**Short exercise**
Repeat the material exactly, leaving nothing out.

=== Dataset rows ===

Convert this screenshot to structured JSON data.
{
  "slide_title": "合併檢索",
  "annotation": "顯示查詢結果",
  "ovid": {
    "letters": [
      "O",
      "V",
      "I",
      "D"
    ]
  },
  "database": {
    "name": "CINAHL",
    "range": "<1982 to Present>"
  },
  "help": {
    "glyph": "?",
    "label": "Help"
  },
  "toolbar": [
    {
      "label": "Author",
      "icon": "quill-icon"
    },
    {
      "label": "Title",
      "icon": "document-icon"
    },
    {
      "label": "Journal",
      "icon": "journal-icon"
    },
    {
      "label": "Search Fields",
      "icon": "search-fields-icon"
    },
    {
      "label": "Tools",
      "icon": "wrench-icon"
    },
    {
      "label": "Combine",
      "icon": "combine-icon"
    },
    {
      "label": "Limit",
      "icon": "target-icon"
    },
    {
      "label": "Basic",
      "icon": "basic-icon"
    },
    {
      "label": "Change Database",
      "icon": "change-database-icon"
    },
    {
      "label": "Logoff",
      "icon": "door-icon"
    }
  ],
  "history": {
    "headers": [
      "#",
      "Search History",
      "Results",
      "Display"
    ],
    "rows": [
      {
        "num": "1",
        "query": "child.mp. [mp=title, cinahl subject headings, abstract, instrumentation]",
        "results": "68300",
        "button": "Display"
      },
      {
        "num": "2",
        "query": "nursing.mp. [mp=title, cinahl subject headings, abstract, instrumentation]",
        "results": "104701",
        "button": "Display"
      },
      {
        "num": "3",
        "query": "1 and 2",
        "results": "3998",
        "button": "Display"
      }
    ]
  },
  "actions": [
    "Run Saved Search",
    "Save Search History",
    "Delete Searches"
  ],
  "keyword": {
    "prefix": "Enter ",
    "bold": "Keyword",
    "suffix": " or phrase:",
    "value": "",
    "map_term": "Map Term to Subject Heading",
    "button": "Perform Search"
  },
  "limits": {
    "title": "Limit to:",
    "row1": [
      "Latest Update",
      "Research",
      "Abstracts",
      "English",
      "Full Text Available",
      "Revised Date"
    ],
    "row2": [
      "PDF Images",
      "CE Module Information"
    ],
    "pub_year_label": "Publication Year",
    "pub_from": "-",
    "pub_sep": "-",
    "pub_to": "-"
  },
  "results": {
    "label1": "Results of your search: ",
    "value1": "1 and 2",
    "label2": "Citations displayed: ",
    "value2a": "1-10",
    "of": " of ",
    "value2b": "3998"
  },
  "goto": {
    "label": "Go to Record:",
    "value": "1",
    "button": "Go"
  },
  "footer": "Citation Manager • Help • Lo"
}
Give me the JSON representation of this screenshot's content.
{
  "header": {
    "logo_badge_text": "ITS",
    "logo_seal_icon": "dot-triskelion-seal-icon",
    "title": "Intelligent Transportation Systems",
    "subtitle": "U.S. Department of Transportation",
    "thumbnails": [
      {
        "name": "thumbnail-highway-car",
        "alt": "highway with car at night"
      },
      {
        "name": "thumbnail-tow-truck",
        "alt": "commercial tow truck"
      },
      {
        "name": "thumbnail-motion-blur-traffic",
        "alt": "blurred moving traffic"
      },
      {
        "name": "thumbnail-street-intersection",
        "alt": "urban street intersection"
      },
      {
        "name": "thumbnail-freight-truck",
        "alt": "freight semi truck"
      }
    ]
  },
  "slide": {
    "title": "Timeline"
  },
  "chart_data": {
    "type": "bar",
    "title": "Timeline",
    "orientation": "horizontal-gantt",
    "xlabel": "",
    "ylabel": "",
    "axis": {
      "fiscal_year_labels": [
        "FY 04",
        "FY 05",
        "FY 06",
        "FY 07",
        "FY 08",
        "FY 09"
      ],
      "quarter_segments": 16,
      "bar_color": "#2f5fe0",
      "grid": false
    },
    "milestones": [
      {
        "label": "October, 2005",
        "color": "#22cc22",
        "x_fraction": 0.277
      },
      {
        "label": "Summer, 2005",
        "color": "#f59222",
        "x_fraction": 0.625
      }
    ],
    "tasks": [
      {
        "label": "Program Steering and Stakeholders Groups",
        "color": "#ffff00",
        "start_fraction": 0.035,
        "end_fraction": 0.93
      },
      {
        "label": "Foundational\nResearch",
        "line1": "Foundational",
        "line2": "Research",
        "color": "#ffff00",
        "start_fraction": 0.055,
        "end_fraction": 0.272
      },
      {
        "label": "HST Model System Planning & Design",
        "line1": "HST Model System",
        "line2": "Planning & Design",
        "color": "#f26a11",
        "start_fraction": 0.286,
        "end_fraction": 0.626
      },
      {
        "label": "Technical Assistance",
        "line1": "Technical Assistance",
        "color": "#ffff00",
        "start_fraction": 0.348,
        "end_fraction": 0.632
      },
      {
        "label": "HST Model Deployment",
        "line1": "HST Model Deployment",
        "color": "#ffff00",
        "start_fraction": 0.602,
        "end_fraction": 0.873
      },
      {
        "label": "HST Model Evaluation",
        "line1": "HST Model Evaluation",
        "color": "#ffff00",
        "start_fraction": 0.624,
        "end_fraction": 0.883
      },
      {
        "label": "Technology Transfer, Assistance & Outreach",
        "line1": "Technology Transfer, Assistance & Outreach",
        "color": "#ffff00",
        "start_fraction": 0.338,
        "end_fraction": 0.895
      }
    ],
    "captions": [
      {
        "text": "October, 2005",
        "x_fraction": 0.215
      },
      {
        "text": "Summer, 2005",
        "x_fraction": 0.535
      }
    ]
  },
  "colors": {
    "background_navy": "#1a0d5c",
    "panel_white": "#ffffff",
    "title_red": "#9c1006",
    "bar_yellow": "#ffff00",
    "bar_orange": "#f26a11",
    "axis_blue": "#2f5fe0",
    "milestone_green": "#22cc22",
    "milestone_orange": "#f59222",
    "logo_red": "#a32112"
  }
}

===

**Answer to the task**
Convert this screenshot to structured JSON data.
{
  "slide_title": "合併檢索",
  "annotation": "顯示查詢結果",
  "ovid": {
    "letters": [
      "O",
      "V",
      "I",
      "D"
    ]
  },
  "database": {
    "name": "CINAHL",
    "range": "<1982 to Present>"
  },
  "help": {
    "glyph": "?",
    "label": "Help"
  },
  "toolbar": [
    {
      "label": "Author",
      "icon": "quill-icon"
    },
    {
      "label": "Title",
      "icon": "document-icon"
    },
    {
      "label": "Journal",
      "icon": "journal-icon"
    },
    {
      "label": "Search Fields",
      "icon": "search-fields-icon"
    },
    {
      "label": "Tools",
      "icon": "wrench-icon"
    },
    {
      "label": "Combine",
      "icon": "combine-icon"
    },
    {
      "label": "Limit",
      "icon": "target-icon"
    },
    {
      "label": "Basic",
      "icon": "basic-icon"
    },
    {
      "label": "Change Database",
      "icon": "change-database-icon"
    },
    {
      "label": "Logoff",
      "icon": "door-icon"
    }
  ],
  "history": {
    "headers": [
      "#",
      "Search History",
      "Results",
      "Display"
    ],
    "rows": [
      {
        "num": "1",
        "query": "child.mp. [mp=title, cinahl subject headings, abstract, instrumentation]",
        "results": "68300",
        "button": "Display"
      },
      {
        "num": "2",
        "query": "nursing.mp. [mp=title, cinahl subject headings, abstract, instrumentation]",
        "results": "104701",
        "button": "Display"
      },
      {
        "num": "3",
        "query": "1 and 2",
        "results": "3998",
        "button": "Display"
      }
    ]
  },
  "actions": [
    "Run Saved Search",
    "Save Search History",
    "Delete Searches"
  ],
  "keyword": {
    "prefix": "Enter ",
    "bold": "Keyword",
    "suffix": " or phrase:",
    "value": "",
    "map_term": "Map Term to Subject Heading",
    "button": "Perform Search"
  },
  "limits": {
    "title": "Limit to:",
    "row1": [
      "Latest Update",
      "Research",
      "Abstracts",
      "English",
      "Full Text Available",
      "Revised Date"
    ],
    "row2": [
      "PDF Images",
      "CE Module Information"
    ],
    "pub_year_label": "Publication Year",
    "pub_from": "-",
    "pub_sep": "-",
    "pub_to": "-"
  },
  "results": {
    "label1": "Results of your search: ",
    "value1": "1 and 2",
    "label2": "Citations displayed: ",
    "value2a": "1-10",
    "of": " of ",
    "value2b": "3998"
  },
  "goto": {
    "label": "Go to Record:",
    "value": "1",
    "button": "Go"
  },
  "footer": "Citation Manager • Help • Lo"
}
Give me the JSON representation of this screenshot's content.
{
  "header": {
    "logo_badge_text": "ITS",
    "logo_seal_icon": "dot-triskelion-seal-icon",
    "title": "Intelligent Transportation Systems",
    "subtitle": "U.S. Department of Transportation",
    "thumbnails": [
      {
        "name": "thumbnail-highway-car",
        "alt": "highway with car at night"
      },
      {
        "name": "thumbnail-tow-truck",
        "alt": "commercial tow truck"
      },
      {
        "name": "thumbnail-motion-blur-traffic",
        "alt": "blurred moving traffic"
      },
      {
        "name": "thumbnail-street-intersection",
        "alt": "urban street intersection"
      },
      {
        "name": "thumbnail-freight-truck",
        "alt": "freight semi truck"
      }
    ]
  },
  "slide": {
    "title": "Timeline"
  },
  "chart_data": {
    "type": "bar",
    "title": "Timeline",
    "orientation": "horizontal-gantt",
    "xlabel": "",
    "ylabel": "",
    "axis": {
      "fiscal_year_labels": [
        "FY 04",
        "FY 05",
        "FY 06",
        "FY 07",
        "FY 08",
        "FY 09"
      ],
      "quarter_segments": 16,
      "bar_color": "#2f5fe0",
      "grid": false
    },
    "milestones": [
      {
        "label": "October, 2005",
        "color": "#22cc22",
        "x_fraction": 0.277
      },
      {
        "label": "Summer, 2005",
        "color": "#f59222",
        "x_fraction": 0.625
      }
    ],
    "tasks": [
      {
        "label": "Program Steering and Stakeholders Groups",
        "color": "#ffff00",
        "start_fraction": 0.035,
        "end_fraction": 0.93
      },
      {
        "label": "Foundational\nResearch",
        "line1": "Foundational",
        "line2": "Research",
        "color": "#ffff00",
        "start_fraction": 0.055,
        "end_fraction": 0.272
      },
      {
        "label": "HST Model System Planning & Design",
        "line1": "HST Model System",
        "line2": "Planning & Design",
        "color": "#f26a11",
        "start_fraction": 0.286,
        "end_fraction": 0.626
      },
      {
        "label": "Technical Assistance",
        "line1": "Technical Assistance",
        "color": "#ffff00",
        "start_fraction": 0.348,
        "end_fraction": 0.632
      },
      {
        "label": "HST Model Deployment",
        "line1": "HST Model Deployment",
        "color": "#ffff00",
        "start_fraction": 0.602,
        "end_fraction": 0.873
      },
      {
        "label": "HST Model Evaluation",
        "line1": "HST Model Evaluation",
        "color": "#ffff00",
        "start_fraction": 0.624,
        "end_fraction": 0.883
      },
      {
        "label": "Technology Transfer, Assistance & Outreach",
        "line1": "Technology Transfer, Assistance & Outreach",
        "color": "#ffff00",
        "start_fraction": 0.338,
        "end_fraction": 0.895
      }
    ],
    "captions": [
      {
        "text": "October, 2005",
        "x_fraction": 0.215
      },
      {
        "text": "Summer, 2005",
        "x_fraction": 0.535
      }
    ]
  },
  "colors": {
    "background_navy": "#1a0d5c",
    "panel_white": "#ffffff",
    "title_red": "#9c1006",
    "bar_yellow": "#ffff00",
    "bar_orange": "#f26a11",
    "axis_blue": "#2f5fe0",
    "milestone_green": "#22cc22",
    "milestone_orange": "#f59222",
    "logo_red": "#a32112"
  }
}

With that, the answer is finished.